[START Material provided]
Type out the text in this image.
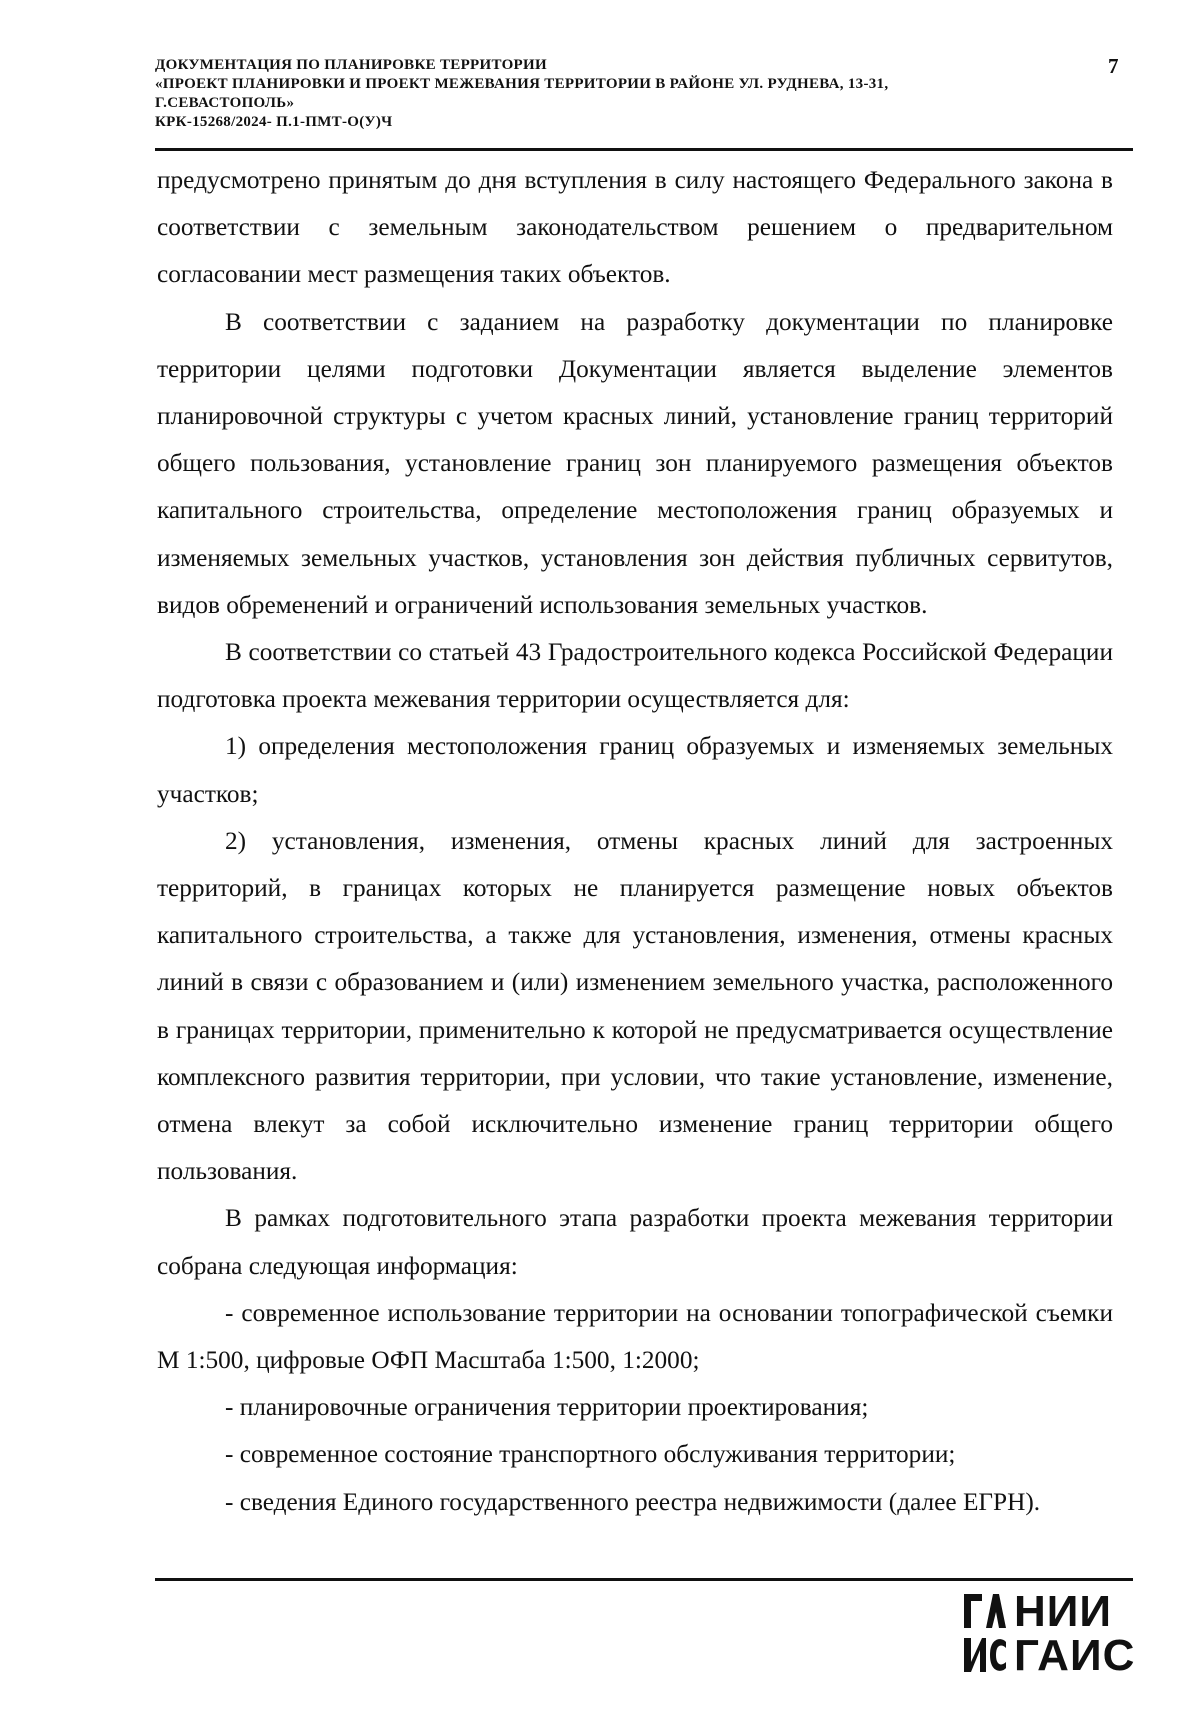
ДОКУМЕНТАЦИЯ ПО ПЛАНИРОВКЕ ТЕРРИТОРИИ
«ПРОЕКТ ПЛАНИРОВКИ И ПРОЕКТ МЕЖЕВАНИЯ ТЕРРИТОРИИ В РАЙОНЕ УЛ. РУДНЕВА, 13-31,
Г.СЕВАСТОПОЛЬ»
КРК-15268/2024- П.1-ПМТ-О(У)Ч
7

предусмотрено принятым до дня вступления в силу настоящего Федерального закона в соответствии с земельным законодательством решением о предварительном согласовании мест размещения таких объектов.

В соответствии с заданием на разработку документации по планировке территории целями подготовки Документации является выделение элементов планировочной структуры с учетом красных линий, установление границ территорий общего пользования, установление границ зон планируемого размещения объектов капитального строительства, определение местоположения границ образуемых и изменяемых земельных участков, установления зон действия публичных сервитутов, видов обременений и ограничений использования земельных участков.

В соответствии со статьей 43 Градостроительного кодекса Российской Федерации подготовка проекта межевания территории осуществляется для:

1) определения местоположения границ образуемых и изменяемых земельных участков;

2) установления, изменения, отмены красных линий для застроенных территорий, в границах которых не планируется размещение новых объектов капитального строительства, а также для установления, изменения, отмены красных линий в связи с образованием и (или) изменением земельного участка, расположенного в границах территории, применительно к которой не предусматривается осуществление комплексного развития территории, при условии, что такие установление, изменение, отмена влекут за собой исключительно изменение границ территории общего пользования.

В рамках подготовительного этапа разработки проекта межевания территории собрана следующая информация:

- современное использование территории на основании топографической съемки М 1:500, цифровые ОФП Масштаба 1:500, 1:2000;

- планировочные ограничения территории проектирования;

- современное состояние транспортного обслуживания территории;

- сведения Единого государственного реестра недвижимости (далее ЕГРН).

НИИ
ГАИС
[END Material provided]
Repeat the records above exactly, leaving out any pictures they contain.

Type out the text in this image.
ДОКУМЕНТАЦИЯ ПО ПЛАНИРОВКЕ ТЕРРИТОРИИ
«ПРОЕКТ ПЛАНИРОВКИ И ПРОЕКТ МЕЖЕВАНИЯ ТЕРРИТОРИИ В РАЙОНЕ УЛ. РУДНЕВА, 13-31,
Г.СЕВАСТОПОЛЬ»
КРК-15268/2024- П.1-ПМТ-О(У)Ч
7

предусмотрено принятым до дня вступления в силу настоящего Федерального закона в соответствии с земельным законодательством решением о предварительном согласовании мест размещения таких объектов.

В соответствии с заданием на разработку документации по планировке территории целями подготовки Документации является выделение элементов планировочной структуры с учетом красных линий, установление границ территорий общего пользования, установление границ зон планируемого размещения объектов капитального строительства, определение местоположения границ образуемых и изменяемых земельных участков, установления зон действия публичных сервитутов, видов обременений и ограничений использования земельных участков.

В соответствии со статьей 43 Градостроительного кодекса Российской Федерации подготовка проекта межевания территории осуществляется для:

1) определения местоположения границ образуемых и изменяемых земельных участков;

2) установления, изменения, отмены красных линий для застроенных территорий, в границах которых не планируется размещение новых объектов капитального строительства, а также для установления, изменения, отмены красных линий в связи с образованием и (или) изменением земельного участка, расположенного в границах территории, применительно к которой не предусматривается осуществление комплексного развития территории, при условии, что такие установление, изменение, отмена влекут за собой исключительно изменение границ территории общего пользования.

В рамках подготовительного этапа разработки проекта межевания территории собрана следующая информация:

- современное использование территории на основании топографической съемки М 1:500, цифровые ОФП Масштаба 1:500, 1:2000;

- планировочные ограничения территории проектирования;

- современное состояние транспортного обслуживания территории;

- сведения Единого государственного реестра недвижимости (далее ЕГРН).

НИИ
ГАИС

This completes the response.